**Source:**

▽

We are a public accounting firm registered with the Public Company Accounting Oversight Board (United States) (“PCAOB”) and are required to be independent with respect to the Plan in accordance with the U.S. federal securities laws and the applicable rules and regulations of the Securities and Exchange Commission and the PCAOB.
We conducted our audits in accordance with the standards of the PCAOB. Those standards require that we plan and perform the audits to obtain reasonable assurance about whether the financial statements are free of material misstatement, whether due to error or fraud. The Plan is not required to have, nor were we engaged to perform, an audit of its internal control over financial reporting. As part of our audits we are required to obtain an understanding of internal control over financial reporting but not for the purpose of expressing an opinion on the effectiveness of the Plan’s internal control over financial reporting. Accordingly, we express no such opinion.
Our audits included performing procedures to assess the risks of material misstatement of the financial statements, whether due to error or fraud, and performing procedures that respond to those risks. Such procedures included examining, on a test basis, evidence regarding the amounts and disclosures in the financial statements. Our audits also included evaluating the accounting principles used and significant estimates made by management, as well as evaluating the overall presentation of the financial statements. We believe that our audits provide a reasonable basis for our opinion.

△

**Records for the task:**
▽

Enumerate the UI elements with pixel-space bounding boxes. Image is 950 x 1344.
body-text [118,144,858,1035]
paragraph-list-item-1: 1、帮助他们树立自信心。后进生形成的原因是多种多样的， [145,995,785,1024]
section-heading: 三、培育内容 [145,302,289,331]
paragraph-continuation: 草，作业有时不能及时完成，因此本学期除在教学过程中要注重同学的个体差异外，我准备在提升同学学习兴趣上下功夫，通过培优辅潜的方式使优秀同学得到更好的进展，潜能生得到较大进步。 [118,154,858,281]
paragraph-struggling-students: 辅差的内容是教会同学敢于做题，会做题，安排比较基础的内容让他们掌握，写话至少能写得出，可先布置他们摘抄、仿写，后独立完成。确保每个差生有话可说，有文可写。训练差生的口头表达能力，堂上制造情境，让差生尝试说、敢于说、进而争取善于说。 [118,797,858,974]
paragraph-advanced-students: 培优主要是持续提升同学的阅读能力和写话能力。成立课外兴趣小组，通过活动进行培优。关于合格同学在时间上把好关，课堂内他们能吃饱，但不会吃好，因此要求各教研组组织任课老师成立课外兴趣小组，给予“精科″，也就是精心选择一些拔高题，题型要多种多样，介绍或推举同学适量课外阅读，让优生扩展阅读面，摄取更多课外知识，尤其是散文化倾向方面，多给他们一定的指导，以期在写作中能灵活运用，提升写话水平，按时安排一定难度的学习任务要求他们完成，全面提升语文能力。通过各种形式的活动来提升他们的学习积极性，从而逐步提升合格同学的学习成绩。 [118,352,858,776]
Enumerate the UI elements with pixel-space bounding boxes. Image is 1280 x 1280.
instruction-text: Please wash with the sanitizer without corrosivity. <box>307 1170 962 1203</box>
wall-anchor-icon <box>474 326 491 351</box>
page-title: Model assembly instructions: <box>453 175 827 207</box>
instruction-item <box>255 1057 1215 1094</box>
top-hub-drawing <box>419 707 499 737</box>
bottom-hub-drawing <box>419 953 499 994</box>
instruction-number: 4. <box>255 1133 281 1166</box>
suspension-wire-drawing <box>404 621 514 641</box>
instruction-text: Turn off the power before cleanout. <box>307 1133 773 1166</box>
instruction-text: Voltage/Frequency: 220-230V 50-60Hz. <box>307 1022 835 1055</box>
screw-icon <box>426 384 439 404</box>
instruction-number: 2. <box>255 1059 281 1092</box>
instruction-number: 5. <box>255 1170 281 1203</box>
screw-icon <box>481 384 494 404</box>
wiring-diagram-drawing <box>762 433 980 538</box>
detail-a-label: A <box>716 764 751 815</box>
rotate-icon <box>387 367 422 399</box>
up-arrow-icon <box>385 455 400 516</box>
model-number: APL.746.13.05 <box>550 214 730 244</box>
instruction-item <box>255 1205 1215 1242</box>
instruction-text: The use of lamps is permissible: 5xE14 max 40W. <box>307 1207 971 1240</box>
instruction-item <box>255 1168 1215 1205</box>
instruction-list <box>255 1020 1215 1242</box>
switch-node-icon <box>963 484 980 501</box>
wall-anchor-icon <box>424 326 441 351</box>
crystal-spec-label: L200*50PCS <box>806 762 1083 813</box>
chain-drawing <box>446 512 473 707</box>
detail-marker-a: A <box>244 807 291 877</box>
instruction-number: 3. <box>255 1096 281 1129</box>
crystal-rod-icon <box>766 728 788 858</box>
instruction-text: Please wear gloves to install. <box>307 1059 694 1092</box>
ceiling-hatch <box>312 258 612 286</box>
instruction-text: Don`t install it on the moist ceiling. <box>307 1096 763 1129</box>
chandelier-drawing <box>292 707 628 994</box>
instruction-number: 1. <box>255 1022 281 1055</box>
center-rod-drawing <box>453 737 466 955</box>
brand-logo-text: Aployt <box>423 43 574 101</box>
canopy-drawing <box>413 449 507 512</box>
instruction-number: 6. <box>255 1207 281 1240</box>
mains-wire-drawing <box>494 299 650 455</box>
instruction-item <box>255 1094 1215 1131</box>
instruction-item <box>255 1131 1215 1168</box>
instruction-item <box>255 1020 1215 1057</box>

△
▽

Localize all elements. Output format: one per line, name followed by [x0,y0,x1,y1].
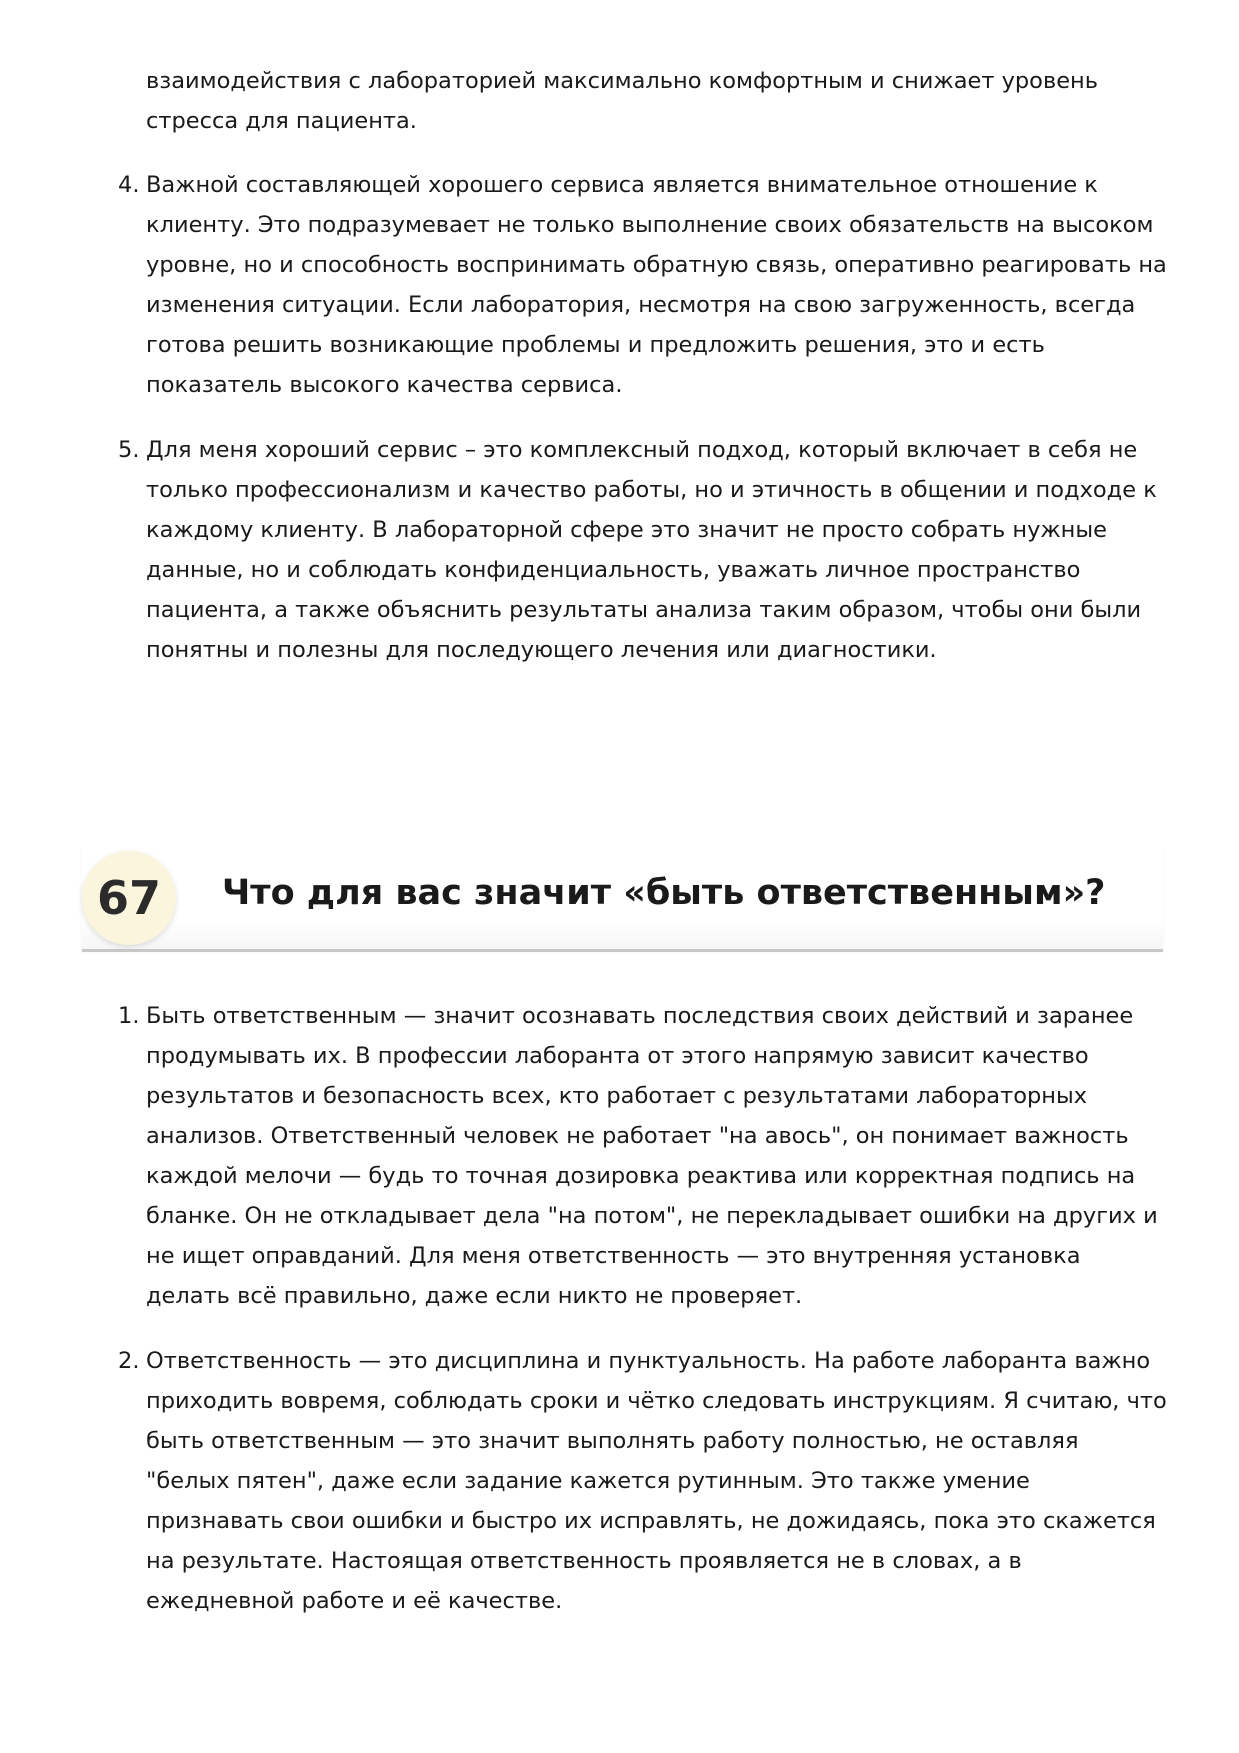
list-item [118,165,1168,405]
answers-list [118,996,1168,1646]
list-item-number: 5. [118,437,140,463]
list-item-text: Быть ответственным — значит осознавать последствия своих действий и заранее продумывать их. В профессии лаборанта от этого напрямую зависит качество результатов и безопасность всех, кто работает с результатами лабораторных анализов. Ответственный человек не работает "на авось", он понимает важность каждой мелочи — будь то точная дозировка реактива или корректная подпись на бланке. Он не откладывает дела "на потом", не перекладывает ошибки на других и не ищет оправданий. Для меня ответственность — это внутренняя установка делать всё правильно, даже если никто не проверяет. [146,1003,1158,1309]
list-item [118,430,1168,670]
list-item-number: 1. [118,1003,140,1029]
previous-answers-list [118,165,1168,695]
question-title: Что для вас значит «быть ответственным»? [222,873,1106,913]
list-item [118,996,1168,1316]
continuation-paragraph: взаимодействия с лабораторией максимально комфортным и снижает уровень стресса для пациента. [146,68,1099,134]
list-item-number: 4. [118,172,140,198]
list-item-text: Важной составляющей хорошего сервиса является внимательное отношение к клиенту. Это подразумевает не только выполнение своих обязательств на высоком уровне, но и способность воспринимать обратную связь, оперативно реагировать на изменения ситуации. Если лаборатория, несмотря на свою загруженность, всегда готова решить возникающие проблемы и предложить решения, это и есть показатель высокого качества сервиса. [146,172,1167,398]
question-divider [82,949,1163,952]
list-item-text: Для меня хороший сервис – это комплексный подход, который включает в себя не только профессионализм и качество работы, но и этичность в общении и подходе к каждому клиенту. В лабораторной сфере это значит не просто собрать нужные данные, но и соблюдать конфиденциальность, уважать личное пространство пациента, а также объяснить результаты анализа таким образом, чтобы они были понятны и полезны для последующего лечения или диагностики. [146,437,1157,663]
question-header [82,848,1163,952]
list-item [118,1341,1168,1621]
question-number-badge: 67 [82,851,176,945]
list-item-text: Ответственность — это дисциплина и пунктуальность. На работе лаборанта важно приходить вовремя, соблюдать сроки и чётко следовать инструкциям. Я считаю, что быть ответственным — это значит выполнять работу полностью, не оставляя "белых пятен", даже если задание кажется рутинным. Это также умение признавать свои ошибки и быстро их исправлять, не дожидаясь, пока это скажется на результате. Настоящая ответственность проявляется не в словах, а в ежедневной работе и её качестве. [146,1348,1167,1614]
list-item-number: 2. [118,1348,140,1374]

△

**Directions:**
1: Answer these questions using the audit report:
(a) With which board is the firm registered?
(b) What audit was the firm not engaged to perform for the Plan?
(c) On what basis did the procedures examine evidence about the amounts and disclosures in the financial statements?
2: Please quote the entries in the second block, starting at the line that contains "list-item [118,165,1168,405]" and ending at the line that contains "list-item-number: 5. [118,437,140,463]".

**Response list:**
1:
(a) The Public Company Accounting Oversight Board (United States) (PCAOB).
(b) An audit of the Plan's internal control over financial reporting.
(c) On a test basis.

2:
list-item [118,165,1168,405]
answers-list [118,996,1168,1646]
list-item-number: 5. [118,437,140,463]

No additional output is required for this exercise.